Saved data entries:
----

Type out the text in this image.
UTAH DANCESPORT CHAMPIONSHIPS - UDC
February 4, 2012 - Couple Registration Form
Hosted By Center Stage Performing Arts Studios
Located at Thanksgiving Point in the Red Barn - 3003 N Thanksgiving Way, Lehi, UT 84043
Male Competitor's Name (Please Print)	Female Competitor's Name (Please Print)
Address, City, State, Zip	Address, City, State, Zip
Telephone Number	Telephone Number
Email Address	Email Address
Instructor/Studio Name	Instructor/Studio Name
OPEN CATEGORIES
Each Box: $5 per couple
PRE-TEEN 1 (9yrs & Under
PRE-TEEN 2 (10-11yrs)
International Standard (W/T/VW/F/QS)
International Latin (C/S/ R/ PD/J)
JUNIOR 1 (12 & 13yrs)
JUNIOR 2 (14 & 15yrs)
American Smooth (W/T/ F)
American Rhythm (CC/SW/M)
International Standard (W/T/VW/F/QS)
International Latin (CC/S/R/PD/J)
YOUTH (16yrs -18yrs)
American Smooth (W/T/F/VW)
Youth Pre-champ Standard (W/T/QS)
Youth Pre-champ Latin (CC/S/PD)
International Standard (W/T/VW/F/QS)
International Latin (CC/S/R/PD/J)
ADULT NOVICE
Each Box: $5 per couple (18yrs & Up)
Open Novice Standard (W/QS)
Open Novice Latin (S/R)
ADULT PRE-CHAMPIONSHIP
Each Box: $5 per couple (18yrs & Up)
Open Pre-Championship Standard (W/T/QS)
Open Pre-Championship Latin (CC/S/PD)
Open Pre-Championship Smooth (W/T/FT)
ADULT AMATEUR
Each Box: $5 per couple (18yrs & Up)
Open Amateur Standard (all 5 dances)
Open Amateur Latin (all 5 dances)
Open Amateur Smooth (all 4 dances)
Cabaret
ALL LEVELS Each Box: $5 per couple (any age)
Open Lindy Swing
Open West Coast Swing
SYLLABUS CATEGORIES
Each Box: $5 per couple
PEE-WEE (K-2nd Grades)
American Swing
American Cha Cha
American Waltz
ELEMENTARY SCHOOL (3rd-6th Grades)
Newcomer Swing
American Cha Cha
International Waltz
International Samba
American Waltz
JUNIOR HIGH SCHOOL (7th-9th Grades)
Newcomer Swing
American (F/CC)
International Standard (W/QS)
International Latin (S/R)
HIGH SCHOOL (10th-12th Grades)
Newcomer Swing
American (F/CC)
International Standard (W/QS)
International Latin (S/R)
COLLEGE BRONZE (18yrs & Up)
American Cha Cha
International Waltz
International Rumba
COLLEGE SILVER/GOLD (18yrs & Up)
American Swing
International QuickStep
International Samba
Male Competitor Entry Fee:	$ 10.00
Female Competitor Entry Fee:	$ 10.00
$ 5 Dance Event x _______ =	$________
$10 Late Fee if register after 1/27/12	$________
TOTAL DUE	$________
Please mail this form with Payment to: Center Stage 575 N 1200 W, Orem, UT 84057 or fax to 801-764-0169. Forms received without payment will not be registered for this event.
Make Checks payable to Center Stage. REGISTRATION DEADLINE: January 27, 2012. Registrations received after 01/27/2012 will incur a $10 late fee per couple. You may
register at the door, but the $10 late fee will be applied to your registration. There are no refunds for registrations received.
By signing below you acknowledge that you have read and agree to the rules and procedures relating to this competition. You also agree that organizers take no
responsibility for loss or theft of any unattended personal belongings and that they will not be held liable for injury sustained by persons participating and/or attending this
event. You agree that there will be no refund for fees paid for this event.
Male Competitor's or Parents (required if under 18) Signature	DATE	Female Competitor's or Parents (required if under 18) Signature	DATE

----

→ Task goal
Go through the records. Copy each line where "JUNIOR" appears.

→ Task output
JUNIOR 1 (12 & 13yrs)
JUNIOR 2 (14 & 15yrs)
JUNIOR HIGH SCHOOL (7th-9th Grades)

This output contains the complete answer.